- _Given records_
◆ ◆ ◆ ◆ ◆ ◆ ◆
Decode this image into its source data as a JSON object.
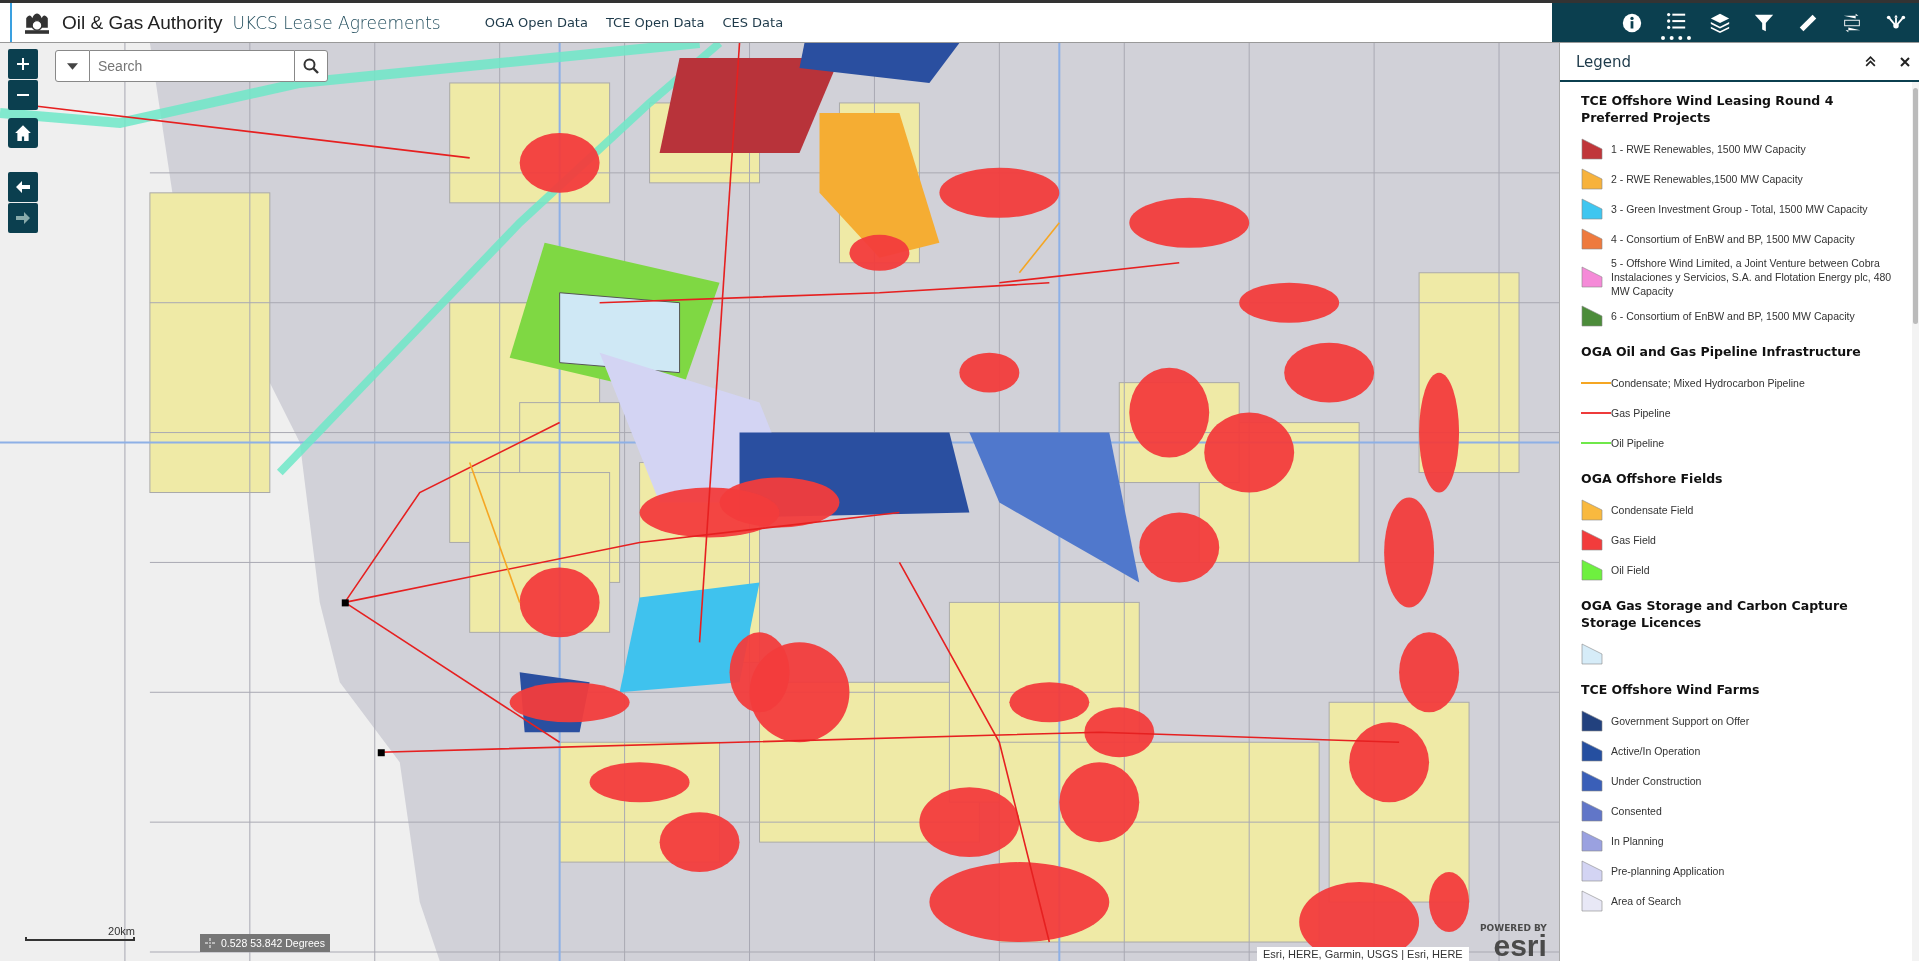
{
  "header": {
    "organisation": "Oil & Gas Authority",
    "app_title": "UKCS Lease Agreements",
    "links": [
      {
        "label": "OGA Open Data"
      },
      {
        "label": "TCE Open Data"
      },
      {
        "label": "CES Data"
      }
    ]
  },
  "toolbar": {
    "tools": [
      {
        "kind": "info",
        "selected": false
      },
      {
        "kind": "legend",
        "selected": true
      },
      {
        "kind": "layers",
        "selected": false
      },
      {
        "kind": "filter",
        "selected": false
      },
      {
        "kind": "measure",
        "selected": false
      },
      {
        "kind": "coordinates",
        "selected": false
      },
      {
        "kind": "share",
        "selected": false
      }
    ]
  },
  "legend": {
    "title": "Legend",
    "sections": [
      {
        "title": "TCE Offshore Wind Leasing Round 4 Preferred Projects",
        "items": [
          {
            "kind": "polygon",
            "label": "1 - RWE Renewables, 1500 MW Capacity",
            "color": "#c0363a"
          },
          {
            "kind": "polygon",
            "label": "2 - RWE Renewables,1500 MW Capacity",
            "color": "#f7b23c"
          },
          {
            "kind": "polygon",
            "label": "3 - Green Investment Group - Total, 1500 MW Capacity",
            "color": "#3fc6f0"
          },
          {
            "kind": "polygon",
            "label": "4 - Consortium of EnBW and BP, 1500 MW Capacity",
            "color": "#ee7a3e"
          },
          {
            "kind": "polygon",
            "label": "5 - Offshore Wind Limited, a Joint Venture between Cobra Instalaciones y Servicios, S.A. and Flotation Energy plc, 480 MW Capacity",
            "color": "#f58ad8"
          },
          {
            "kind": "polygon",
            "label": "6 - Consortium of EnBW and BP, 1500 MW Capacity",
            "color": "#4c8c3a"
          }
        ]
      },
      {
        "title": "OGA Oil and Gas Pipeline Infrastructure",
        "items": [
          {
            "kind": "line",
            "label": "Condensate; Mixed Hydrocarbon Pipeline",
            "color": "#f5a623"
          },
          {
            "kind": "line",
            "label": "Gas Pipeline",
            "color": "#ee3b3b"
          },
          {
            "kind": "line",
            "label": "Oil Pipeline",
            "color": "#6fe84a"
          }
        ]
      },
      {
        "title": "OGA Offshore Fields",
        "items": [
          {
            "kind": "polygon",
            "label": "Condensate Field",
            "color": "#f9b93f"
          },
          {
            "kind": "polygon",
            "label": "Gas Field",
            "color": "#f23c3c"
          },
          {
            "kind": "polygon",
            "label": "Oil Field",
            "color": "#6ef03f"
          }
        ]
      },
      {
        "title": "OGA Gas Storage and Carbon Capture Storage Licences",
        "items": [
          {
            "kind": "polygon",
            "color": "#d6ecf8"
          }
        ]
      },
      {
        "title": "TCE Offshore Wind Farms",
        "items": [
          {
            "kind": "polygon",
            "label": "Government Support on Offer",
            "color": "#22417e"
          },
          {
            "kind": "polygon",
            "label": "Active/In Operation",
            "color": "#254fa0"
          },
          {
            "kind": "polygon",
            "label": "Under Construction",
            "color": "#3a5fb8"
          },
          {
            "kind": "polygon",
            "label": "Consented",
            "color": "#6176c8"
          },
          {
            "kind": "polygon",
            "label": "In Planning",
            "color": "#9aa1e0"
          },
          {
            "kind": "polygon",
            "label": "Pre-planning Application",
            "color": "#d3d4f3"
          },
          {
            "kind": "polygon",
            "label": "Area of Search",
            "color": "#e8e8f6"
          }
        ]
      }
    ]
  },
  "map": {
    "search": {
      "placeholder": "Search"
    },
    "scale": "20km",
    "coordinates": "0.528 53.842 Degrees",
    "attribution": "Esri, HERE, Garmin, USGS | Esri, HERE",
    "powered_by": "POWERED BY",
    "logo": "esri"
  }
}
◆ ◆ ◆ ◆ ◆ ◆ ◆
- _Work to be completed_
Repeat the records word for word. Any picture in them should be left out.

- _Result below_
Decode this image into its source data as a JSON object.
{
  "header": {
    "organisation": "Oil & Gas Authority",
    "app_title": "UKCS Lease Agreements",
    "links": [
      {
        "label": "OGA Open Data"
      },
      {
        "label": "TCE Open Data"
      },
      {
        "label": "CES Data"
      }
    ]
  },
  "toolbar": {
    "tools": [
      {
        "kind": "info",
        "selected": false
      },
      {
        "kind": "legend",
        "selected": true
      },
      {
        "kind": "layers",
        "selected": false
      },
      {
        "kind": "filter",
        "selected": false
      },
      {
        "kind": "measure",
        "selected": false
      },
      {
        "kind": "coordinates",
        "selected": false
      },
      {
        "kind": "share",
        "selected": false
      }
    ]
  },
  "legend": {
    "title": "Legend",
    "sections": [
      {
        "title": "TCE Offshore Wind Leasing Round 4 Preferred Projects",
        "items": [
          {
            "kind": "polygon",
            "label": "1 - RWE Renewables, 1500 MW Capacity",
            "color": "#c0363a"
          },
          {
            "kind": "polygon",
            "label": "2 - RWE Renewables,1500 MW Capacity",
            "color": "#f7b23c"
          },
          {
            "kind": "polygon",
            "label": "3 - Green Investment Group - Total, 1500 MW Capacity",
            "color": "#3fc6f0"
          },
          {
            "kind": "polygon",
            "label": "4 - Consortium of EnBW and BP, 1500 MW Capacity",
            "color": "#ee7a3e"
          },
          {
            "kind": "polygon",
            "label": "5 - Offshore Wind Limited, a Joint Venture between Cobra Instalaciones y Servicios, S.A. and Flotation Energy plc, 480 MW Capacity",
            "color": "#f58ad8"
          },
          {
            "kind": "polygon",
            "label": "6 - Consortium of EnBW and BP, 1500 MW Capacity",
            "color": "#4c8c3a"
          }
        ]
      },
      {
        "title": "OGA Oil and Gas Pipeline Infrastructure",
        "items": [
          {
            "kind": "line",
            "label": "Condensate; Mixed Hydrocarbon Pipeline",
            "color": "#f5a623"
          },
          {
            "kind": "line",
            "label": "Gas Pipeline",
            "color": "#ee3b3b"
          },
          {
            "kind": "line",
            "label": "Oil Pipeline",
            "color": "#6fe84a"
          }
        ]
      },
      {
        "title": "OGA Offshore Fields",
        "items": [
          {
            "kind": "polygon",
            "label": "Condensate Field",
            "color": "#f9b93f"
          },
          {
            "kind": "polygon",
            "label": "Gas Field",
            "color": "#f23c3c"
          },
          {
            "kind": "polygon",
            "label": "Oil Field",
            "color": "#6ef03f"
          }
        ]
      },
      {
        "title": "OGA Gas Storage and Carbon Capture Storage Licences",
        "items": [
          {
            "kind": "polygon",
            "color": "#d6ecf8"
          }
        ]
      },
      {
        "title": "TCE Offshore Wind Farms",
        "items": [
          {
            "kind": "polygon",
            "label": "Government Support on Offer",
            "color": "#22417e"
          },
          {
            "kind": "polygon",
            "label": "Active/In Operation",
            "color": "#254fa0"
          },
          {
            "kind": "polygon",
            "label": "Under Construction",
            "color": "#3a5fb8"
          },
          {
            "kind": "polygon",
            "label": "Consented",
            "color": "#6176c8"
          },
          {
            "kind": "polygon",
            "label": "In Planning",
            "color": "#9aa1e0"
          },
          {
            "kind": "polygon",
            "label": "Pre-planning Application",
            "color": "#d3d4f3"
          },
          {
            "kind": "polygon",
            "label": "Area of Search",
            "color": "#e8e8f6"
          }
        ]
      }
    ]
  },
  "map": {
    "search": {
      "placeholder": "Search"
    },
    "scale": "20km",
    "coordinates": "0.528 53.842 Degrees",
    "attribution": "Esri, HERE, Garmin, USGS | Esri, HERE",
    "powered_by": "POWERED BY",
    "logo": "esri"
  }
}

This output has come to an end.